### INPUT FOR THIS TASK
################

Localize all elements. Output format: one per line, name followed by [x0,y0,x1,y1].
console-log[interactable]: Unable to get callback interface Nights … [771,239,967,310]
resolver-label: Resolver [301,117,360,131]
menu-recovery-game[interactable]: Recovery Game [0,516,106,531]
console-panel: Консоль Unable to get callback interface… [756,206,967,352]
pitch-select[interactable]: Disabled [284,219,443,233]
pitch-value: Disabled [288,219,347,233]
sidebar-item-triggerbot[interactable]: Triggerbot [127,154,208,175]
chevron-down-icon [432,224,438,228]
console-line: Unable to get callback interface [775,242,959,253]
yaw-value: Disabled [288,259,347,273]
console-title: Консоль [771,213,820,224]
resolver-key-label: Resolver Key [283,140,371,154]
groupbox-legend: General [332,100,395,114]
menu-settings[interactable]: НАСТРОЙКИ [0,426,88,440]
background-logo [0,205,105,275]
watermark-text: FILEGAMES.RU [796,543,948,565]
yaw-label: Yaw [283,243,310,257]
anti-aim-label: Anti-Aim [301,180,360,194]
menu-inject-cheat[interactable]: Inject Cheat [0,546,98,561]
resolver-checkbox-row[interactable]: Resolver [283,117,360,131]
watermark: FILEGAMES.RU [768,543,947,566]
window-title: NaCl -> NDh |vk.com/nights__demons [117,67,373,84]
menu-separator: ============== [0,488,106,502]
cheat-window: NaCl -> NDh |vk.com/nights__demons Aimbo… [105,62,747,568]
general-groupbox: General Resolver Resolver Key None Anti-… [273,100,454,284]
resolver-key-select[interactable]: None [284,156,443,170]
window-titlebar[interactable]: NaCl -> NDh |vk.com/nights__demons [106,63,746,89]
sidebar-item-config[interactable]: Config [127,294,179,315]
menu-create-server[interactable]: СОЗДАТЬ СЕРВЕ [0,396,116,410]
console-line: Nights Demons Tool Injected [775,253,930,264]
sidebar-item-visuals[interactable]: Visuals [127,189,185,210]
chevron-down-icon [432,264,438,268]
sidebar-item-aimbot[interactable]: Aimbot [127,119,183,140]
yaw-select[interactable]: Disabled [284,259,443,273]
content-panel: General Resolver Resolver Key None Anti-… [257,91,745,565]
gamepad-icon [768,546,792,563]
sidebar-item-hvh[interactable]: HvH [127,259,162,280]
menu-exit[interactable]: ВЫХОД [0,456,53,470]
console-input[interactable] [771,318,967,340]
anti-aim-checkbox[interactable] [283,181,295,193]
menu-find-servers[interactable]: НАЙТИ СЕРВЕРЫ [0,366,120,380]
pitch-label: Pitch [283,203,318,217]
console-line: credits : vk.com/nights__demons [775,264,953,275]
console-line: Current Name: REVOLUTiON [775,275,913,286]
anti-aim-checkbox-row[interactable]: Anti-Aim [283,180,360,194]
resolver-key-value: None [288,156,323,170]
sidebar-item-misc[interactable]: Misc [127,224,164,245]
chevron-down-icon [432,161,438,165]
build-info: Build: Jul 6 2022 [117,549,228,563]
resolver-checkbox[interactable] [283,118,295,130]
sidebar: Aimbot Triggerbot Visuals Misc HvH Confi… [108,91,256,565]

################

### EXERCISE TASK
Copy out every row above word for word, with no line changed or left out.

### FULL RESPONSE
Localize all elements. Output format: one per line, name followed by [x0,y0,x1,y1].
console-log[interactable]: Unable to get callback interface Nights … [771,239,967,310]
resolver-label: Resolver [301,117,360,131]
menu-recovery-game[interactable]: Recovery Game [0,516,106,531]
console-panel: Консоль Unable to get callback interface… [756,206,967,352]
pitch-select[interactable]: Disabled [284,219,443,233]
pitch-value: Disabled [288,219,347,233]
sidebar-item-triggerbot[interactable]: Triggerbot [127,154,208,175]
chevron-down-icon [432,224,438,228]
console-line: Unable to get callback interface [775,242,959,253]
yaw-value: Disabled [288,259,347,273]
console-title: Консоль [771,213,820,224]
resolver-key-label: Resolver Key [283,140,371,154]
groupbox-legend: General [332,100,395,114]
menu-settings[interactable]: НАСТРОЙКИ [0,426,88,440]
background-logo [0,205,105,275]
watermark-text: FILEGAMES.RU [796,543,948,565]
yaw-label: Yaw [283,243,310,257]
anti-aim-label: Anti-Aim [301,180,360,194]
menu-inject-cheat[interactable]: Inject Cheat [0,546,98,561]
resolver-checkbox-row[interactable]: Resolver [283,117,360,131]
watermark: FILEGAMES.RU [768,543,947,566]
window-title: NaCl -> NDh |vk.com/nights__demons [117,67,373,84]
menu-separator: ============== [0,488,106,502]
cheat-window: NaCl -> NDh |vk.com/nights__demons Aimbo… [105,62,747,568]
general-groupbox: General Resolver Resolver Key None Anti-… [273,100,454,284]
resolver-key-select[interactable]: None [284,156,443,170]
window-titlebar[interactable]: NaCl -> NDh |vk.com/nights__demons [106,63,746,89]
sidebar-item-config[interactable]: Config [127,294,179,315]
menu-create-server[interactable]: СОЗДАТЬ СЕРВЕ [0,396,116,410]
console-line: Nights Demons Tool Injected [775,253,930,264]
sidebar-item-visuals[interactable]: Visuals [127,189,185,210]
chevron-down-icon [432,264,438,268]
sidebar-item-aimbot[interactable]: Aimbot [127,119,183,140]
yaw-select[interactable]: Disabled [284,259,443,273]
content-panel: General Resolver Resolver Key None Anti-… [257,91,745,565]
gamepad-icon [768,546,792,563]
sidebar-item-hvh[interactable]: HvH [127,259,162,280]
menu-exit[interactable]: ВЫХОД [0,456,53,470]
console-input[interactable] [771,318,967,340]
anti-aim-checkbox[interactable] [283,181,295,193]
menu-find-servers[interactable]: НАЙТИ СЕРВЕРЫ [0,366,120,380]
pitch-label: Pitch [283,203,318,217]
console-line: credits : vk.com/nights__demons [775,264,953,275]
console-line: Current Name: REVOLUTiON [775,275,913,286]
anti-aim-checkbox-row[interactable]: Anti-Aim [283,180,360,194]
resolver-key-value: None [288,156,323,170]
sidebar-item-misc[interactable]: Misc [127,224,164,245]
chevron-down-icon [432,161,438,165]
build-info: Build: Jul 6 2022 [117,549,228,563]
resolver-checkbox[interactable] [283,118,295,130]
sidebar: Aimbot Triggerbot Visuals Misc HvH Confi… [108,91,256,565]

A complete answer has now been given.